■ WHAT YOU WILL DO
Below is a block of records. Copy every line in it that contains the word "handle".

■ EXERCISE DATA

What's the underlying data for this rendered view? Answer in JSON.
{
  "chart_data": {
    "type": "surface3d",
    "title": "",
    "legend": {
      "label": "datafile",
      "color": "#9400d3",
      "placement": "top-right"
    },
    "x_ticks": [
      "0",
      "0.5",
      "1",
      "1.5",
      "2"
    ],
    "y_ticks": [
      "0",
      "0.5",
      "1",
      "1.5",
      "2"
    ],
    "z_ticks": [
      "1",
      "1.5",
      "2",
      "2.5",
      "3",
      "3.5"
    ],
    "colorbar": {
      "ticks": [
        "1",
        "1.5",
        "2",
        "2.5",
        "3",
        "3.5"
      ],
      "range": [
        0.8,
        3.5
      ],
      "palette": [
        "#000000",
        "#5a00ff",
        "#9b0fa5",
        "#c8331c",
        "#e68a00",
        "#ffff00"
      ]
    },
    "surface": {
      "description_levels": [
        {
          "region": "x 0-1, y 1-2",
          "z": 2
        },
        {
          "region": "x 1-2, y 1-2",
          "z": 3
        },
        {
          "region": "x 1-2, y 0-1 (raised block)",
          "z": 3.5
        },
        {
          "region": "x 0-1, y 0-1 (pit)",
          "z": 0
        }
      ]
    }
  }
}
---
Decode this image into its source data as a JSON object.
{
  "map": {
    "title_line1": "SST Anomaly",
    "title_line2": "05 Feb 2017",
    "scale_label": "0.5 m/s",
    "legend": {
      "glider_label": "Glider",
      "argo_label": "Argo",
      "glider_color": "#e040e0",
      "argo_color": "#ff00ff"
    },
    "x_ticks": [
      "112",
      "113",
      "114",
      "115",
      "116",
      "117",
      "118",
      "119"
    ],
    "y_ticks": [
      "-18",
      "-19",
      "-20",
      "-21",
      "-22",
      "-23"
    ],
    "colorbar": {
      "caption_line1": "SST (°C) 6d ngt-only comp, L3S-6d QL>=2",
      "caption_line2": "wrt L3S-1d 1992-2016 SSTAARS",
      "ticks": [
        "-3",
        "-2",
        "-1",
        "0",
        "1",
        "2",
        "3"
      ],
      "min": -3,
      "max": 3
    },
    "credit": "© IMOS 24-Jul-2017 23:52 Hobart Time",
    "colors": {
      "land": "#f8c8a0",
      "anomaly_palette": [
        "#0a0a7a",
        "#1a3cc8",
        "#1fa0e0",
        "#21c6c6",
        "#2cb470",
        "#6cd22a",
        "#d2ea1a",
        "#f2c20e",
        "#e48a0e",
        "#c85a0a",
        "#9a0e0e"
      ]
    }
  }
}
* * *
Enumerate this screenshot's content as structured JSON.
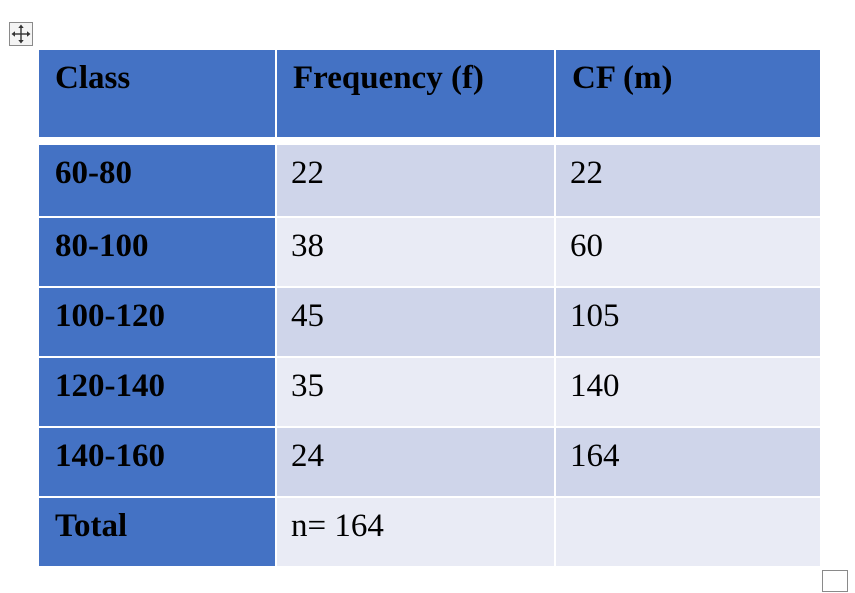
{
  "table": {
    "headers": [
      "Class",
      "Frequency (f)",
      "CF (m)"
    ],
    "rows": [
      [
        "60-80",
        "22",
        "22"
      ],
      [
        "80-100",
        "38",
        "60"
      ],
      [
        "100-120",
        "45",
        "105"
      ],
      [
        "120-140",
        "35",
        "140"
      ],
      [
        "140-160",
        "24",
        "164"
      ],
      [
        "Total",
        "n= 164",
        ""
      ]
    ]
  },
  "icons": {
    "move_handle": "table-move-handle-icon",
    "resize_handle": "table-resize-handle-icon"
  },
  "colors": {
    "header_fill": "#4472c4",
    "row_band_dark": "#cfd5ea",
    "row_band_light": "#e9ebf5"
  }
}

■ ANSWER TO THE PROBLEM
    "move_handle": "table-move-handle-icon",
    "resize_handle": "table-resize-handle-icon"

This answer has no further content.